> **Work instructions**
Which lines contain the string "CENTRO"? Please list every one of them.

> **The data**
————————

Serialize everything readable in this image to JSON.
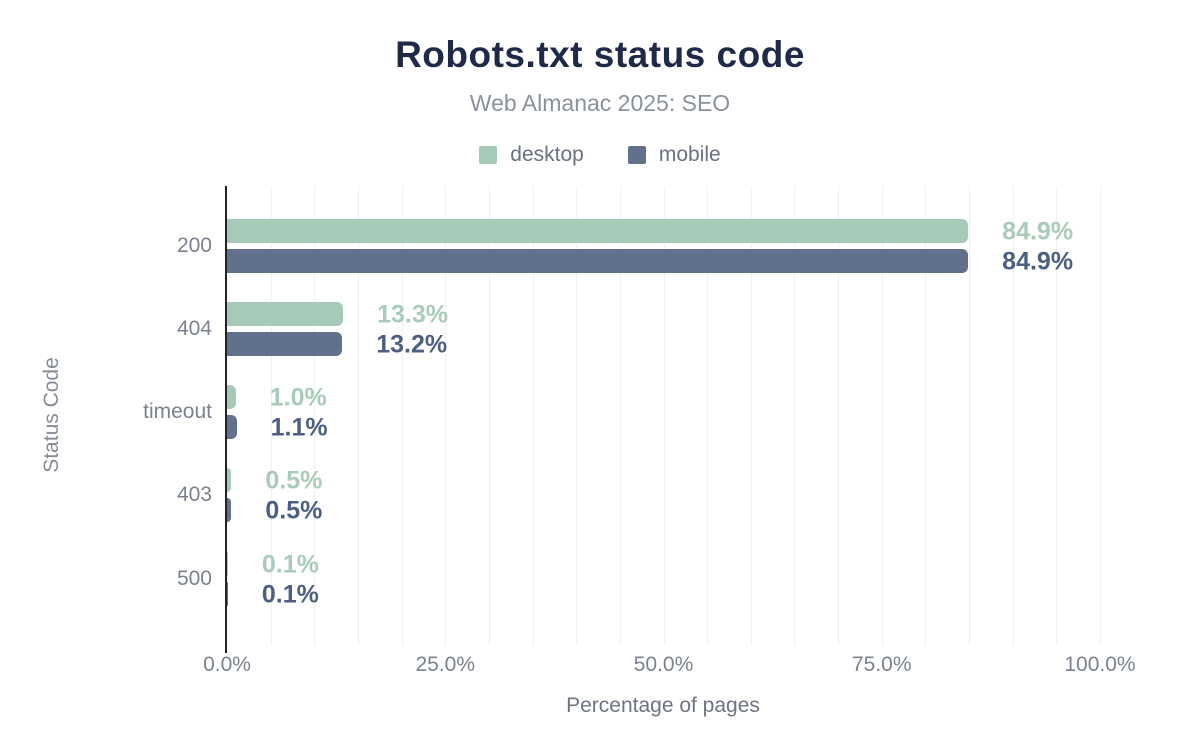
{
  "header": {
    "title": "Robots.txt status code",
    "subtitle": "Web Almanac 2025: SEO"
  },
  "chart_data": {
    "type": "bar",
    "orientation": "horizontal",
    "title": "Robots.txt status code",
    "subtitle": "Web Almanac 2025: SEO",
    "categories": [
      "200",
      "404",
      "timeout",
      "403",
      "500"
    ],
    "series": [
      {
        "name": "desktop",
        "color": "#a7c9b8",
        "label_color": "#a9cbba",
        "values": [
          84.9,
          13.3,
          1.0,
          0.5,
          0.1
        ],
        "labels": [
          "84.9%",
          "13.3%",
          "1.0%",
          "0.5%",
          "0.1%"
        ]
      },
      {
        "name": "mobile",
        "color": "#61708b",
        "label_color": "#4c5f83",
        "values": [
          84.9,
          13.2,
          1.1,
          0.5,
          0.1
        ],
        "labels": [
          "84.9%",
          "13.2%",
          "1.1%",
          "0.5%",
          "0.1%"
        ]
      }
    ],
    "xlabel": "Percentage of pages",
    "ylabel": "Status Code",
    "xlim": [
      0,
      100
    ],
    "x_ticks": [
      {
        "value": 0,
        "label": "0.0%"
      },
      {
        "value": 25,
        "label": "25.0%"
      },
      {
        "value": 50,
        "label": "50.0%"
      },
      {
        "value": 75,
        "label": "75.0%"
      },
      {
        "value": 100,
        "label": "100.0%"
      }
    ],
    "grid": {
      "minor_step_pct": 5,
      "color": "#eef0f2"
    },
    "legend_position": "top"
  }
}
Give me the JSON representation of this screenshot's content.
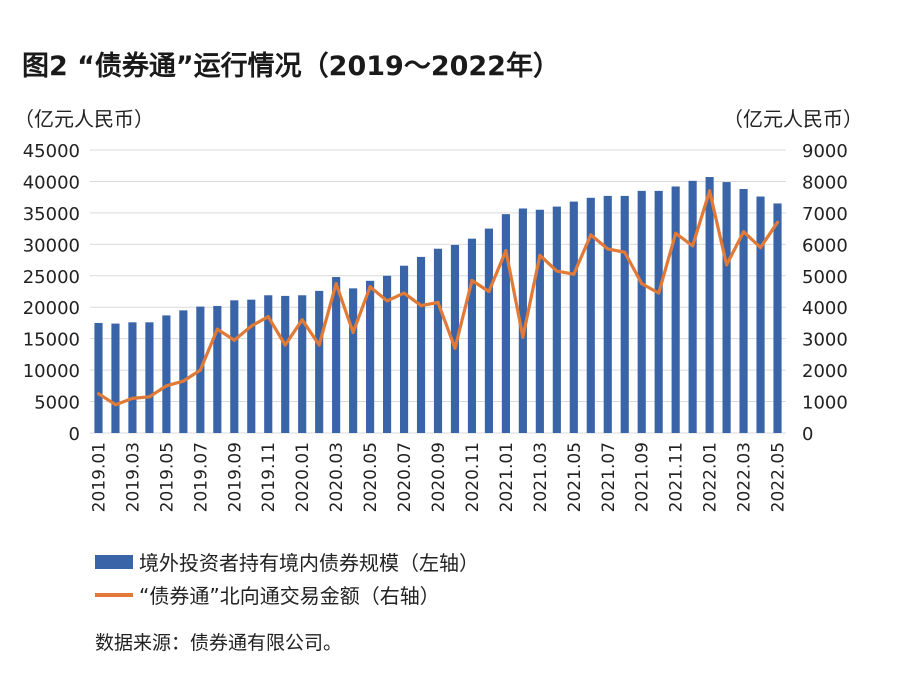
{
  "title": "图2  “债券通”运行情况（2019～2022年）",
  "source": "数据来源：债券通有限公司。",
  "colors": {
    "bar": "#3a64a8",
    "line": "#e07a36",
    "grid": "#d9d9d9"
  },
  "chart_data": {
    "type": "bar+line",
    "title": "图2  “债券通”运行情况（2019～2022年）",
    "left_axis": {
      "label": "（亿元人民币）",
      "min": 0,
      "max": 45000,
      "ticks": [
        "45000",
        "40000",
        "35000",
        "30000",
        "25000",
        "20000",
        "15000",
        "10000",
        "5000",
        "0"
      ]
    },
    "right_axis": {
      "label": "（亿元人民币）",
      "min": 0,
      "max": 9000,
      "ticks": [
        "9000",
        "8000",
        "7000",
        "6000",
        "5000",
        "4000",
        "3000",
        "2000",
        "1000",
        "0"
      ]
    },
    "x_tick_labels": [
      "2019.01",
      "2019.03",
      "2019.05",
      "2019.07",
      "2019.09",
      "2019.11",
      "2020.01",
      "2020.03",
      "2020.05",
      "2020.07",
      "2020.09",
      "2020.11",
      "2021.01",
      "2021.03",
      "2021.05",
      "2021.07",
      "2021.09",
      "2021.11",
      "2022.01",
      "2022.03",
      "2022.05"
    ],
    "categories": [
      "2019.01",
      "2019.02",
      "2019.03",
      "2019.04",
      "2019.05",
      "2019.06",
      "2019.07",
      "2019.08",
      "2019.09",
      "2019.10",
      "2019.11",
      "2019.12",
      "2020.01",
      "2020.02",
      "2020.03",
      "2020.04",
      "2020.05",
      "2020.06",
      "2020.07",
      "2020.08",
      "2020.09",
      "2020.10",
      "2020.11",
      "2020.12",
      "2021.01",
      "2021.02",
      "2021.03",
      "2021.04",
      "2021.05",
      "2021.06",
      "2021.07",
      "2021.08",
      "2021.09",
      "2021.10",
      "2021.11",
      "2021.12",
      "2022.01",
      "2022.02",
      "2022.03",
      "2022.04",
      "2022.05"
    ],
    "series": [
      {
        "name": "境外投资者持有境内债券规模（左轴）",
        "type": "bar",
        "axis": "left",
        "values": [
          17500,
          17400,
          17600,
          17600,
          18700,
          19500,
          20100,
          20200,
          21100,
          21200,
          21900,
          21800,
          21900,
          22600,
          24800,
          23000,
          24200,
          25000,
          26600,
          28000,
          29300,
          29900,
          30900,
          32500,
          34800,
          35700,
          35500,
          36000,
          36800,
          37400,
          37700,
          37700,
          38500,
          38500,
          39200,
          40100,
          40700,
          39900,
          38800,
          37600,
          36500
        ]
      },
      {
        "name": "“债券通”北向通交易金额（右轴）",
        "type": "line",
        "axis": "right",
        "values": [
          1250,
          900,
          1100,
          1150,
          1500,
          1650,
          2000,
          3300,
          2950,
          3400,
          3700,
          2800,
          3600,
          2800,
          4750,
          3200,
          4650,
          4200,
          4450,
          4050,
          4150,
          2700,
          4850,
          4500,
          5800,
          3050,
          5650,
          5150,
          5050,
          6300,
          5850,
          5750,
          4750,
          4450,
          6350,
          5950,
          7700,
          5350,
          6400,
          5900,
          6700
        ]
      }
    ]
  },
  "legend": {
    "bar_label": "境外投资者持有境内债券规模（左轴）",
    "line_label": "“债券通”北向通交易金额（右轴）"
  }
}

————————

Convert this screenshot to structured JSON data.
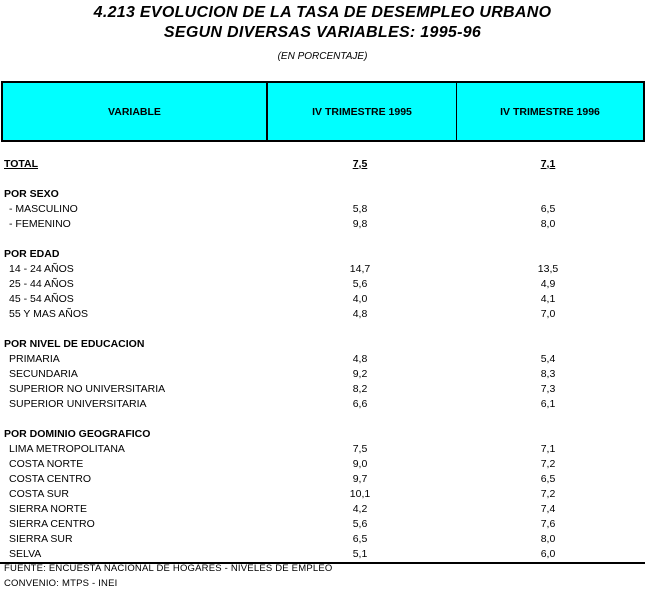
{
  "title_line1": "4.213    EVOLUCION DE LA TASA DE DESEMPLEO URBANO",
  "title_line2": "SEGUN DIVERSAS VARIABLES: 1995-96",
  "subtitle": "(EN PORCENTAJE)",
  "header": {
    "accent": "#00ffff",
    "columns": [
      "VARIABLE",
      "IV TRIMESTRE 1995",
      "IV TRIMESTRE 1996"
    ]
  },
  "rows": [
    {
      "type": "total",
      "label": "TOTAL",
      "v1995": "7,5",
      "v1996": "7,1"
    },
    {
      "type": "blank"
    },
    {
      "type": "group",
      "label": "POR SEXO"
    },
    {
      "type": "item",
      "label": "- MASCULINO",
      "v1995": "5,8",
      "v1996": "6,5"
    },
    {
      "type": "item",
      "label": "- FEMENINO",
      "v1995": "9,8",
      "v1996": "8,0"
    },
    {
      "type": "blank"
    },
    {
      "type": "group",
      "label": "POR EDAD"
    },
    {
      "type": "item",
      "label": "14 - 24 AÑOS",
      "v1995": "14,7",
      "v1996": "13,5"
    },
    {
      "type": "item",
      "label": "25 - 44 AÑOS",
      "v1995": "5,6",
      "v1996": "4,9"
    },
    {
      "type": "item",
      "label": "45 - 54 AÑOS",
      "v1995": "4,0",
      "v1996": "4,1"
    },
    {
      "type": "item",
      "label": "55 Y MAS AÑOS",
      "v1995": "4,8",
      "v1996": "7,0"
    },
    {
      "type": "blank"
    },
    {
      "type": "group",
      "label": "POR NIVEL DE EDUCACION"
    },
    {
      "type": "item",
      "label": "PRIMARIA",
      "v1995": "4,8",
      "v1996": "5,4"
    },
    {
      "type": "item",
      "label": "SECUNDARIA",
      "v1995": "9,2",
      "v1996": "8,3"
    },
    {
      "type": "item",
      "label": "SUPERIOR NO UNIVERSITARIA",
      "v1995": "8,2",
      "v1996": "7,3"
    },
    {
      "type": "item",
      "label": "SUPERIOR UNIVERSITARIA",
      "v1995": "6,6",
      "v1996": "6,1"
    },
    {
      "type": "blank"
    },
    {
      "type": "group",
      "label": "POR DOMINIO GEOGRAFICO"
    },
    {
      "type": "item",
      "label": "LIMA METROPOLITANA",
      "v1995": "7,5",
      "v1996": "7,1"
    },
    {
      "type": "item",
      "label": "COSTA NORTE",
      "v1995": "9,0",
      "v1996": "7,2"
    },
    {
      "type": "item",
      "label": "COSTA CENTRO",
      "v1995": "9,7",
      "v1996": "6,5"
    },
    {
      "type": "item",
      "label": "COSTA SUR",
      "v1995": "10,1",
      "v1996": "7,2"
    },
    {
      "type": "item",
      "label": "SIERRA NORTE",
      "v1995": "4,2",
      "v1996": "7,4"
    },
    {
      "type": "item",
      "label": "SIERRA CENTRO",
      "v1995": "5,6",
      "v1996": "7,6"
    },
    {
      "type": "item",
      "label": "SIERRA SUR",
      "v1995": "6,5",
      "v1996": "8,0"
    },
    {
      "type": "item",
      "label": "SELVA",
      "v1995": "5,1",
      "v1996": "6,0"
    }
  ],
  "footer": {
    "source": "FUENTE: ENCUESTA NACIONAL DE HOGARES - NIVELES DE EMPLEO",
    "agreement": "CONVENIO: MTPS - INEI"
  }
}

————————

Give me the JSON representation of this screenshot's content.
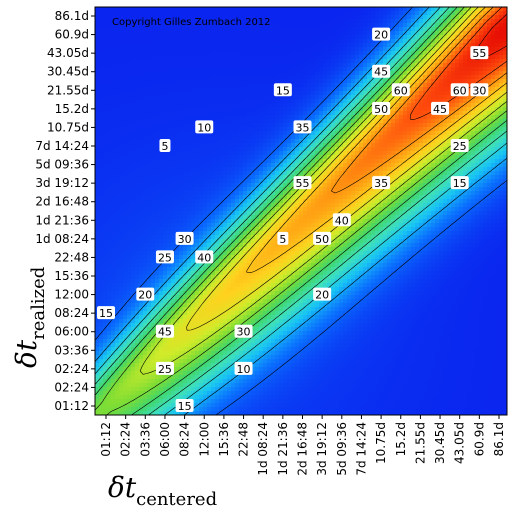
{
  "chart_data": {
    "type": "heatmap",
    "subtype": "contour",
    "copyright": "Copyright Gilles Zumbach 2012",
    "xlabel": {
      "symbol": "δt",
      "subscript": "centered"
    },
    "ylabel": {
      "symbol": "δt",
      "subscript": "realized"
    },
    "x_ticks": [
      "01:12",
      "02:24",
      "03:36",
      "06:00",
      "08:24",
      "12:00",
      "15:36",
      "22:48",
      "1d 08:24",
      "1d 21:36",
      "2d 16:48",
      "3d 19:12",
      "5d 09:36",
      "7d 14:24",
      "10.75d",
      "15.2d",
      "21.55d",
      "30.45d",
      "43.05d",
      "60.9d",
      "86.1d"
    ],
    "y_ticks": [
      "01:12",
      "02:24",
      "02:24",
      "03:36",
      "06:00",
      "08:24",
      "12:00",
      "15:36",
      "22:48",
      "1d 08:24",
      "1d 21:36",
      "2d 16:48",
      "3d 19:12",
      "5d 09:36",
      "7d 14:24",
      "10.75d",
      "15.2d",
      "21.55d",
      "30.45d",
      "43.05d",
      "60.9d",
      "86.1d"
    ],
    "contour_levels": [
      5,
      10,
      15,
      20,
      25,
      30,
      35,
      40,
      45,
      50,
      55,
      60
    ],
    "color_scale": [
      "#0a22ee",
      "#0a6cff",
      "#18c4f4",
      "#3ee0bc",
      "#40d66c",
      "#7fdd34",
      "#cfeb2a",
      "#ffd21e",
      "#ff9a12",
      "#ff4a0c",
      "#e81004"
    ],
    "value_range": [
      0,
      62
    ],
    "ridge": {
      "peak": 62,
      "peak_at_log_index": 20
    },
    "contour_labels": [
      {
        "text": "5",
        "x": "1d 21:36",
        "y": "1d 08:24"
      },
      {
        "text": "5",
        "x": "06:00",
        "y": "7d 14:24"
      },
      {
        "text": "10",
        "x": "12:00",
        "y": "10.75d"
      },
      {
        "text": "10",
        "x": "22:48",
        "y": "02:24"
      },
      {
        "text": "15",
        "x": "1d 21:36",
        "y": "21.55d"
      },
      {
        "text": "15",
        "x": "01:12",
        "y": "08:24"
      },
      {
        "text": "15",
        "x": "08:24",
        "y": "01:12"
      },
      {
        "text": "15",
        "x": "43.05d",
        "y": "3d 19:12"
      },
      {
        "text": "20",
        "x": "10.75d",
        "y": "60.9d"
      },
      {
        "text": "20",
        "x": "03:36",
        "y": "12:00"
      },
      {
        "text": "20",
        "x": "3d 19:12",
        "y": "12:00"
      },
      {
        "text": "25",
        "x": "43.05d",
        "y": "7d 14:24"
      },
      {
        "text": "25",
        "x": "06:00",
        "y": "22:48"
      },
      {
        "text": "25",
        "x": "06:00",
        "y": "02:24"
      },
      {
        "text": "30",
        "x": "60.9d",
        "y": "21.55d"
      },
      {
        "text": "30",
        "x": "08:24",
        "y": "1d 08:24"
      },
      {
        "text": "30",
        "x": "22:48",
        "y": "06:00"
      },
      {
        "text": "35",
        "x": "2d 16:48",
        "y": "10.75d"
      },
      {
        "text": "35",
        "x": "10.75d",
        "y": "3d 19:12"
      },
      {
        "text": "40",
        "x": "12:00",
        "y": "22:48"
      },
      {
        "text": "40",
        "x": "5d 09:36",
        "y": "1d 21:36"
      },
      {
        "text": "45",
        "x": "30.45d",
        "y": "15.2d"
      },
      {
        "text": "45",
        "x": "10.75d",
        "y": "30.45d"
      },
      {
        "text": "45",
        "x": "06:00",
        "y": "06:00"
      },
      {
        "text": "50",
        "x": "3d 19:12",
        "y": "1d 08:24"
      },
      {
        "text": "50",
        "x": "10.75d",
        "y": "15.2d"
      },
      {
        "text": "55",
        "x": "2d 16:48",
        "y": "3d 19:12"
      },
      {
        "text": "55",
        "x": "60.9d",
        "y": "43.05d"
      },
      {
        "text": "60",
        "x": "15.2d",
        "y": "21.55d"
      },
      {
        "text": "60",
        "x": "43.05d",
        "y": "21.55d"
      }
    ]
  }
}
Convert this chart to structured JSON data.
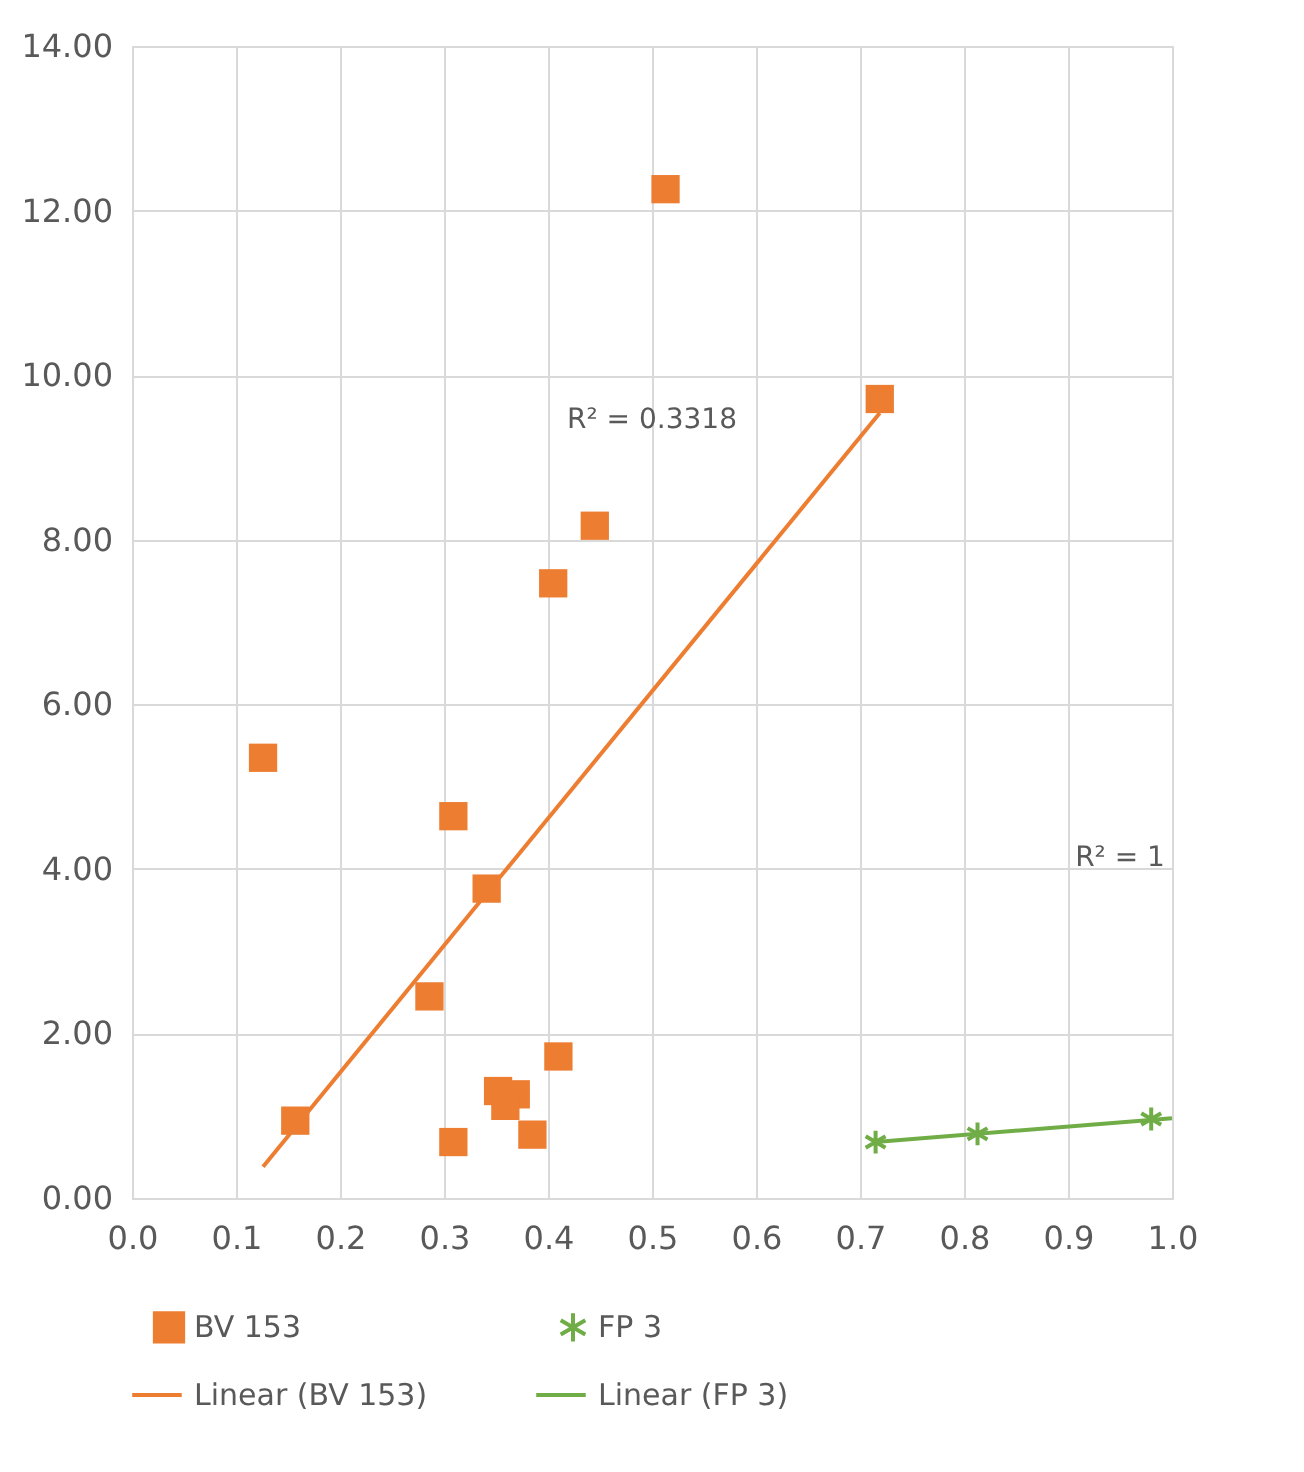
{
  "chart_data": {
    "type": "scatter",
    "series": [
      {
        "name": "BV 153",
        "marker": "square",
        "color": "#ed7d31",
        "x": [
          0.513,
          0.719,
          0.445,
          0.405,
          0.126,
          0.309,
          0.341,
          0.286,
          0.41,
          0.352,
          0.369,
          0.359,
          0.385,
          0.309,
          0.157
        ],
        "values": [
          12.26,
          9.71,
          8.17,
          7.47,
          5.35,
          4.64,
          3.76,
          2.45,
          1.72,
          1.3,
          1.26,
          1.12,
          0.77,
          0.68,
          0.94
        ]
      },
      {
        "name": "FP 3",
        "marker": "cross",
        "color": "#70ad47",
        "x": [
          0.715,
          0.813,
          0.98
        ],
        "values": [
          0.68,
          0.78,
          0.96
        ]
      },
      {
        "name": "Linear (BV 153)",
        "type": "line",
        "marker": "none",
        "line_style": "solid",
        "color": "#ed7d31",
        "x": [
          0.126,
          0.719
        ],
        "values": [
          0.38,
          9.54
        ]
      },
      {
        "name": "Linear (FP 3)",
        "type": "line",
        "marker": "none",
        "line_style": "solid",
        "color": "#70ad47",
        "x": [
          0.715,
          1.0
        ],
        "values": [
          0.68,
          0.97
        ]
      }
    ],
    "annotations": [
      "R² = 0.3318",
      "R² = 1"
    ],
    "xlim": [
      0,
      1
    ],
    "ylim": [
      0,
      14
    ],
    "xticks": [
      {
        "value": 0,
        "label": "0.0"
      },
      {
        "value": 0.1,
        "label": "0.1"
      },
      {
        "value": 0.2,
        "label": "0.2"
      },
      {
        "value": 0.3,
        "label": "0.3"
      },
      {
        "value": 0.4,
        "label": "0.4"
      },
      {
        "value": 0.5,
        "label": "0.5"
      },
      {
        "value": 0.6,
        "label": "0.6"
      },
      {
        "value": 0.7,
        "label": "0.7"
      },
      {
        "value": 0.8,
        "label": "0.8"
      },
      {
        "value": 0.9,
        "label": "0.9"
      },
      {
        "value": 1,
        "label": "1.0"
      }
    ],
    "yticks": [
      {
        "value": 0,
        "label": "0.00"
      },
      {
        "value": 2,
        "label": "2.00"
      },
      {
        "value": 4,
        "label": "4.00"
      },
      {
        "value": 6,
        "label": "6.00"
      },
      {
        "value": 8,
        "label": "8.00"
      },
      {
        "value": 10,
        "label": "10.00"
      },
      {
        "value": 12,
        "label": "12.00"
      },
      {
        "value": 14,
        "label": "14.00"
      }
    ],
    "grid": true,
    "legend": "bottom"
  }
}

————————

> **Problem solution**
      "label": "COSTA CENTRO",
      "label": "SIERRA CENTRO",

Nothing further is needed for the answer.